__Task directions__: Find every line in the records below that contains the word "text", and copy each such line.

===== Material provided

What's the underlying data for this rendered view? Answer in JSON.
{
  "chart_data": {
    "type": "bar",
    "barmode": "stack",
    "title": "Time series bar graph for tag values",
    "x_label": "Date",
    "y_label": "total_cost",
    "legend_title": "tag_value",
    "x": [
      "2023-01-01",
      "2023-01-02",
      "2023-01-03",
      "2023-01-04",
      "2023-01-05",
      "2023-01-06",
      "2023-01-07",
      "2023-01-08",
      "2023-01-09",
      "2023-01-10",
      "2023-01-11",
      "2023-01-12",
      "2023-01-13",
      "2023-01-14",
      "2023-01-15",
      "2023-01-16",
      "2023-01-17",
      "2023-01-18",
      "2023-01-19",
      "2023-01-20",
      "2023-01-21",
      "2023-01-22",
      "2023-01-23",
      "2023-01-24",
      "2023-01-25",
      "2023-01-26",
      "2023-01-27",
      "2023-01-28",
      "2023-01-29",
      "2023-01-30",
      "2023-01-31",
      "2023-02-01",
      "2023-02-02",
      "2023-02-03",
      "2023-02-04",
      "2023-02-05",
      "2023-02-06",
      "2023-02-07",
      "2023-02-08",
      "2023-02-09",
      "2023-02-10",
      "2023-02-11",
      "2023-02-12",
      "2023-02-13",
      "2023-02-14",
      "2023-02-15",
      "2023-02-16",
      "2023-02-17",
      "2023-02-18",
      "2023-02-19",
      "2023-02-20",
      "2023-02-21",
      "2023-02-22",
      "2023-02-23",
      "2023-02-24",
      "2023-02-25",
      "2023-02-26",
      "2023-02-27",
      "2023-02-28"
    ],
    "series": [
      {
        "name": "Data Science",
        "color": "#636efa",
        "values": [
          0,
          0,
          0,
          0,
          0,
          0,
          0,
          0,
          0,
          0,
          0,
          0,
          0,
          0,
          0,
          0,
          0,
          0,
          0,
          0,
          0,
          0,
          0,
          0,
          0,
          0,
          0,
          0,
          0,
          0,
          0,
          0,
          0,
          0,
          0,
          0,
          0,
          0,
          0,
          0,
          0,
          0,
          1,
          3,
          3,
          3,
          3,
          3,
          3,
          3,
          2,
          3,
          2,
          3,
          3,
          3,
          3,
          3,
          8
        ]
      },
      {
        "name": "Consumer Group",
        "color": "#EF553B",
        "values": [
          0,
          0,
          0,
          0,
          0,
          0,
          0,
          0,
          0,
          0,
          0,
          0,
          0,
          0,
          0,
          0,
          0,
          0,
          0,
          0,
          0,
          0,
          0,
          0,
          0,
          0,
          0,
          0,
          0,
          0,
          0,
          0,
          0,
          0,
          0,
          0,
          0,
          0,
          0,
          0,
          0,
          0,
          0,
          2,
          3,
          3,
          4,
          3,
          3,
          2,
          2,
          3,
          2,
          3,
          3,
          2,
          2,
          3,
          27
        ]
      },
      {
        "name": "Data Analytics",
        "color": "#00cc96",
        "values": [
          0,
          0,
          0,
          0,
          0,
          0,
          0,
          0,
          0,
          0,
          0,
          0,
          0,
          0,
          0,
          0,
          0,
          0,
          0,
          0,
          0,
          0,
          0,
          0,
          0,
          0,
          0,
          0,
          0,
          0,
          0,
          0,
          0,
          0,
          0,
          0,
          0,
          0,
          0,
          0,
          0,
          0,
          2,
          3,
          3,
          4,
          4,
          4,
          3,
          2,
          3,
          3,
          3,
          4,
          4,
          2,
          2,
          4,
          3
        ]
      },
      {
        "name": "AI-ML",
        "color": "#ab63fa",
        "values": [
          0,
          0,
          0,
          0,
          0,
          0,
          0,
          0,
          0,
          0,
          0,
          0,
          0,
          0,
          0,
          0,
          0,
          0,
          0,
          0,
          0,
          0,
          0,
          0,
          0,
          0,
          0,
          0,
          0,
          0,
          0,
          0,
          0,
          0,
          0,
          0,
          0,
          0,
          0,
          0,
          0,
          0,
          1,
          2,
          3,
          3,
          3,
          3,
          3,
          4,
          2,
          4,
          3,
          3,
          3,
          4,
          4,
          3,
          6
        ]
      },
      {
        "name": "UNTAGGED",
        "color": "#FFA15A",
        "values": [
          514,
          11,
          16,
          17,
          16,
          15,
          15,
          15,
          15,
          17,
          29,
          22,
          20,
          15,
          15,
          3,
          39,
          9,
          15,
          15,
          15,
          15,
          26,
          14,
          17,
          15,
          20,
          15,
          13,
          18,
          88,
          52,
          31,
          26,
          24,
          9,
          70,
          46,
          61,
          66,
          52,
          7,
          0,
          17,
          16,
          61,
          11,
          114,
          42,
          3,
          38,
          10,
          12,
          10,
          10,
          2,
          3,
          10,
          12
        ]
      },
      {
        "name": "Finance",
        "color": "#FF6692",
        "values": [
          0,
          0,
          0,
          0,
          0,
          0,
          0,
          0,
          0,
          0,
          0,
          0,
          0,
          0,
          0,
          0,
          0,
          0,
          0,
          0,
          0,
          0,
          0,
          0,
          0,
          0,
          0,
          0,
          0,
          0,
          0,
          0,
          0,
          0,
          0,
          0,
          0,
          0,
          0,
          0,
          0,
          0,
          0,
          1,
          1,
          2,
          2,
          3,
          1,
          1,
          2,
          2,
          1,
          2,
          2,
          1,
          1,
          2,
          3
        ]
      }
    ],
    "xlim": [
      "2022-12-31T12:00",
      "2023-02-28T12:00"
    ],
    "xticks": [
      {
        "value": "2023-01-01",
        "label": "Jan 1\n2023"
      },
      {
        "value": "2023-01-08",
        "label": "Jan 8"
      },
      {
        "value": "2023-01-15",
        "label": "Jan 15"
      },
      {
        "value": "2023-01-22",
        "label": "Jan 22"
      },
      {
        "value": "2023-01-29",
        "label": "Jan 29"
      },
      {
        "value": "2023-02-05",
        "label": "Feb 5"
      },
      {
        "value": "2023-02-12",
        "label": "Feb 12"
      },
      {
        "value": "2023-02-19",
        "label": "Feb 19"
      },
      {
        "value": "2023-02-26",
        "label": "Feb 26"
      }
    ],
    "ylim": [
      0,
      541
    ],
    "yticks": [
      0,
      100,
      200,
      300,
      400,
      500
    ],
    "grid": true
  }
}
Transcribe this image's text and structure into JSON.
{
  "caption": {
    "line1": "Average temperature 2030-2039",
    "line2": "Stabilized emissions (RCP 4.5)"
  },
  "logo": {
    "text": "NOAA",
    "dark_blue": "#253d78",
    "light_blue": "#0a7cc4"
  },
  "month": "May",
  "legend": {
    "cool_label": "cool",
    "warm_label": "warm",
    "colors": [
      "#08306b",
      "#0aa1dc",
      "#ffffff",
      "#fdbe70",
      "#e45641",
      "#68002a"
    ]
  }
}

==========

__Answer to this task__:
Transcribe this image's text and structure into JSON.
    "text": "NOAA",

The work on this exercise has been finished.